* start RAW DATA *

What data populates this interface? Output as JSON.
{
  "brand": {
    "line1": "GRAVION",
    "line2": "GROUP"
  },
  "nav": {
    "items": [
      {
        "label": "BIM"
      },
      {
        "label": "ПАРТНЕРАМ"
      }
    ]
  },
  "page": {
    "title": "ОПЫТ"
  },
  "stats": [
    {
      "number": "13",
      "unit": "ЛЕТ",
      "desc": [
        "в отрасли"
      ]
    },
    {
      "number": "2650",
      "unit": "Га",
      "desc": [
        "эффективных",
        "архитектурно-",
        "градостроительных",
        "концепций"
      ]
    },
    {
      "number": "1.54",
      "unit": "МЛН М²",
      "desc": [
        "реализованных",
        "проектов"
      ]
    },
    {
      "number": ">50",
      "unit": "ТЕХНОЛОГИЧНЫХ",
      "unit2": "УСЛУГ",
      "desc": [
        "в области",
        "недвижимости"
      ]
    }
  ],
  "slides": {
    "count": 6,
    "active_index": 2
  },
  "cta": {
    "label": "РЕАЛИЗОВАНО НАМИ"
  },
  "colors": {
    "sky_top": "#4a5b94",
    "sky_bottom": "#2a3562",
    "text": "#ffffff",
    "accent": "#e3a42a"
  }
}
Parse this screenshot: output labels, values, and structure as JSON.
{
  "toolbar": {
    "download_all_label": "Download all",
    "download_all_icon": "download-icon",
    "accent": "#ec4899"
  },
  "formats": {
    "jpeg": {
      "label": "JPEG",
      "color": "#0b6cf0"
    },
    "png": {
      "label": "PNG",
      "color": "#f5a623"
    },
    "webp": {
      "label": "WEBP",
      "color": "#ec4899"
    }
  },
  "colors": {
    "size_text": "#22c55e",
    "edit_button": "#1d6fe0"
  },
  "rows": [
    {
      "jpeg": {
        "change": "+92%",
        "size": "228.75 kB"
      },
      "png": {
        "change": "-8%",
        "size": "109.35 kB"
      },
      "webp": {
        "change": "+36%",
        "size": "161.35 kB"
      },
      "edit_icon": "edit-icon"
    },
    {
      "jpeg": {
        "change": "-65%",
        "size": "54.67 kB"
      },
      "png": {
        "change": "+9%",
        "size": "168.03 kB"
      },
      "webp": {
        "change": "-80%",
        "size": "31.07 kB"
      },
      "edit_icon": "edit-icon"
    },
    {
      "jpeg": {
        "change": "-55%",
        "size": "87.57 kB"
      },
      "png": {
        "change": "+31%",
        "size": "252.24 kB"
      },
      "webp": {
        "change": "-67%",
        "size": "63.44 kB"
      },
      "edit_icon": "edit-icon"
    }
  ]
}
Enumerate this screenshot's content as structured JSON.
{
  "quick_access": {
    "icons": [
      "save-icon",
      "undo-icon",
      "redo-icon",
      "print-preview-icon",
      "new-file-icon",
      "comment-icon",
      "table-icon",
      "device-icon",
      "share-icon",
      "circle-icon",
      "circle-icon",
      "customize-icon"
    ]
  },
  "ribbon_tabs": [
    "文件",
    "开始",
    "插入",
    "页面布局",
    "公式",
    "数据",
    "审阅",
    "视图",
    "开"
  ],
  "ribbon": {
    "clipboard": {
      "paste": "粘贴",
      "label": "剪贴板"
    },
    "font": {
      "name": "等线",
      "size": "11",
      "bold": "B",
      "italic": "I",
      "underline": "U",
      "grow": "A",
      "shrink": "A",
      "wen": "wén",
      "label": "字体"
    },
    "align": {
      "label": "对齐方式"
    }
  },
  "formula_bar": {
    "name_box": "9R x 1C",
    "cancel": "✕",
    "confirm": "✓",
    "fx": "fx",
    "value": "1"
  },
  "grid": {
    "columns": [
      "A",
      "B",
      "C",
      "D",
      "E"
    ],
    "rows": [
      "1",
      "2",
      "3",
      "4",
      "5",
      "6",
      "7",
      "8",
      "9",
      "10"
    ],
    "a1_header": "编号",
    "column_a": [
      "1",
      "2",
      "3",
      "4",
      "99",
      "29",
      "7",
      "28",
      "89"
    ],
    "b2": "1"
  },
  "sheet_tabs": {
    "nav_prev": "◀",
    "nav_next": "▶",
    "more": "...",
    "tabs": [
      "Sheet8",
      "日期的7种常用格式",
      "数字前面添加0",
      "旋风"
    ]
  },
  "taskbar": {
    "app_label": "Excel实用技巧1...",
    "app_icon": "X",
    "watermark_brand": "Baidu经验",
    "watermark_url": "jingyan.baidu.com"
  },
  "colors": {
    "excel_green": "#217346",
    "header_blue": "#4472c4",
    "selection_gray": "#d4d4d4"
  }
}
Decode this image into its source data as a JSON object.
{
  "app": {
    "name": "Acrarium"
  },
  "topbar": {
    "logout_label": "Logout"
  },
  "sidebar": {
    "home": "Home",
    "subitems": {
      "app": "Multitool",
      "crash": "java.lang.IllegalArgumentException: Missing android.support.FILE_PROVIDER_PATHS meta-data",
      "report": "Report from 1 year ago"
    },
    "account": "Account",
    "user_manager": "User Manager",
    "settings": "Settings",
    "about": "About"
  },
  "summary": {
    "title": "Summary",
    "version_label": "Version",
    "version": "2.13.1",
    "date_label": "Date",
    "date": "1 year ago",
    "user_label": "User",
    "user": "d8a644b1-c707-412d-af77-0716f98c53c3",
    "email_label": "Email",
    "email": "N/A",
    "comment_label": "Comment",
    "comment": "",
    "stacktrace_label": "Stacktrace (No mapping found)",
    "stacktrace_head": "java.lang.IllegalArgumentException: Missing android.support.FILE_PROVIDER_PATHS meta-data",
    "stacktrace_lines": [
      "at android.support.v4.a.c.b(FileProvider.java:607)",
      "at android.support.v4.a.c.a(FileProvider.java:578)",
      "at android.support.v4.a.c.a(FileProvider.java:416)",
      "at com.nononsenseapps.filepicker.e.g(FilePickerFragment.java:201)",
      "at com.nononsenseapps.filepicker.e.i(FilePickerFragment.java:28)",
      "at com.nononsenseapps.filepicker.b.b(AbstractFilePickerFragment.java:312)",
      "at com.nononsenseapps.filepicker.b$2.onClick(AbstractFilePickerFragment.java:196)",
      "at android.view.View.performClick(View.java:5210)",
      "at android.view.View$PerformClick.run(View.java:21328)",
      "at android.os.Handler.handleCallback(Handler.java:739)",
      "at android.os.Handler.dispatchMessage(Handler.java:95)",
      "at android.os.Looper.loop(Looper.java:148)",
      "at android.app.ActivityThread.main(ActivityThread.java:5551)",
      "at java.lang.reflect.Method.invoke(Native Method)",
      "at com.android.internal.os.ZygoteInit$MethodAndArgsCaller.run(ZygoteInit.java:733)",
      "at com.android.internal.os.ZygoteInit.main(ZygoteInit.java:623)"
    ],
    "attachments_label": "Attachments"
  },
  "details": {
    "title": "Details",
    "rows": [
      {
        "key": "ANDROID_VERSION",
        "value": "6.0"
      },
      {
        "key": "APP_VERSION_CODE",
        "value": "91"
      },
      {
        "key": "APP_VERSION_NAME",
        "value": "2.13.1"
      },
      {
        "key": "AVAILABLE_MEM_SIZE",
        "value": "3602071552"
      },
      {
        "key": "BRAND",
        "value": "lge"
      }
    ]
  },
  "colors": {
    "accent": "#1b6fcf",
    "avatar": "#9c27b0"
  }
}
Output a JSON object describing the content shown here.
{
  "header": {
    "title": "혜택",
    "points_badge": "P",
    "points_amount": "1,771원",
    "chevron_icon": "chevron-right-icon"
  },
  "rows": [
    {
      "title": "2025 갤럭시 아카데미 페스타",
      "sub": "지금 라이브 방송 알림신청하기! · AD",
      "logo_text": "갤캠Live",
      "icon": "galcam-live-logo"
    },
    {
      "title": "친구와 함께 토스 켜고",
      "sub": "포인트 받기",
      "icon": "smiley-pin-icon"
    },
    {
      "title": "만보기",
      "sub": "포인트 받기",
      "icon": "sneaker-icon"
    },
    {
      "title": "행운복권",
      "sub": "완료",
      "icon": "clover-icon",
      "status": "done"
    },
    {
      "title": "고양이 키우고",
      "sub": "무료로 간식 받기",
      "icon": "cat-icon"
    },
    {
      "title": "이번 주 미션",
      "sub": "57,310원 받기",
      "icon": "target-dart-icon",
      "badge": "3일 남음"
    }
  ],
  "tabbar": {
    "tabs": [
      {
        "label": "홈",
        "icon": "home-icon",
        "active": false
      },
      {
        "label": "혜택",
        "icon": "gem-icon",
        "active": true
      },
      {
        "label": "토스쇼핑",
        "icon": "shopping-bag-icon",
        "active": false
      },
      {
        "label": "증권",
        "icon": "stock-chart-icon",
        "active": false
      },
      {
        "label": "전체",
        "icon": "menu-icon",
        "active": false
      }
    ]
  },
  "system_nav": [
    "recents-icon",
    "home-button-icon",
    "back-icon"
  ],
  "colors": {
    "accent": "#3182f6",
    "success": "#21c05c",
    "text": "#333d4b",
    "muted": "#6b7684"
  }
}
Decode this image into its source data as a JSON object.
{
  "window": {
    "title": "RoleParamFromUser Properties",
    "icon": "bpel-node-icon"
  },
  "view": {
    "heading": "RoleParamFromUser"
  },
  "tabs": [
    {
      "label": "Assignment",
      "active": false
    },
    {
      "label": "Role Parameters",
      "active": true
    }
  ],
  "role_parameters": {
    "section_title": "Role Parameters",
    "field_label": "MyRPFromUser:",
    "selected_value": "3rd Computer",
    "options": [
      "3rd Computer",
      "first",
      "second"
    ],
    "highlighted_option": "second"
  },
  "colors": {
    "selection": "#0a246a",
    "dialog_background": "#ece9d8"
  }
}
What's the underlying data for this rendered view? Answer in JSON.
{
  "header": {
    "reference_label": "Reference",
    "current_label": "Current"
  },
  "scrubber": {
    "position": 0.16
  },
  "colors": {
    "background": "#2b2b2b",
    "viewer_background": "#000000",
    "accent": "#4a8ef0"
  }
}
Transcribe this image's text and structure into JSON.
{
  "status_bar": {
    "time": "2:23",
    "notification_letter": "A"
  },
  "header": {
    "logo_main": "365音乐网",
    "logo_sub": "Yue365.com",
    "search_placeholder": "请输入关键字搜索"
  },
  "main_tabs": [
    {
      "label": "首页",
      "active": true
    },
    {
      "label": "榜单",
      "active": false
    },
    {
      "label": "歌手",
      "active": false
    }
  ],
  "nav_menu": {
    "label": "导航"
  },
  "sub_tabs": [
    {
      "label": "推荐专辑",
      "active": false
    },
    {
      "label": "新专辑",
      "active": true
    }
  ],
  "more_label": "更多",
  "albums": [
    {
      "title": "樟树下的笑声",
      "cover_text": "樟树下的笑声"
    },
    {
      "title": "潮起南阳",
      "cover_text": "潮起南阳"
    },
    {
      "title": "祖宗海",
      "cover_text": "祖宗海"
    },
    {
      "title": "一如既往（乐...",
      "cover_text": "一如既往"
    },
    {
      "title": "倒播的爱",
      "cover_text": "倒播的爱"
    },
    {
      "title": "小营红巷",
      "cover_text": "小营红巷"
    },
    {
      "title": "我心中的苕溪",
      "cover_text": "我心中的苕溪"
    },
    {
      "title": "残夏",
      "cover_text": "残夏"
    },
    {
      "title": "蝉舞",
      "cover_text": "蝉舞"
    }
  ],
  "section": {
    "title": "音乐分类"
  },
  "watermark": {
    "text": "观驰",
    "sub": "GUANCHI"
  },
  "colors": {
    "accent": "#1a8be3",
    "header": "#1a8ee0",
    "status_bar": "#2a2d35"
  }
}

* end RAW DATA *

(WHAT YOU WILL DO): Which lines hold the word "year"? Copy every one of them.

(REPLY):
      "report": "Report from 1 year ago"
    "date": "1 year ago",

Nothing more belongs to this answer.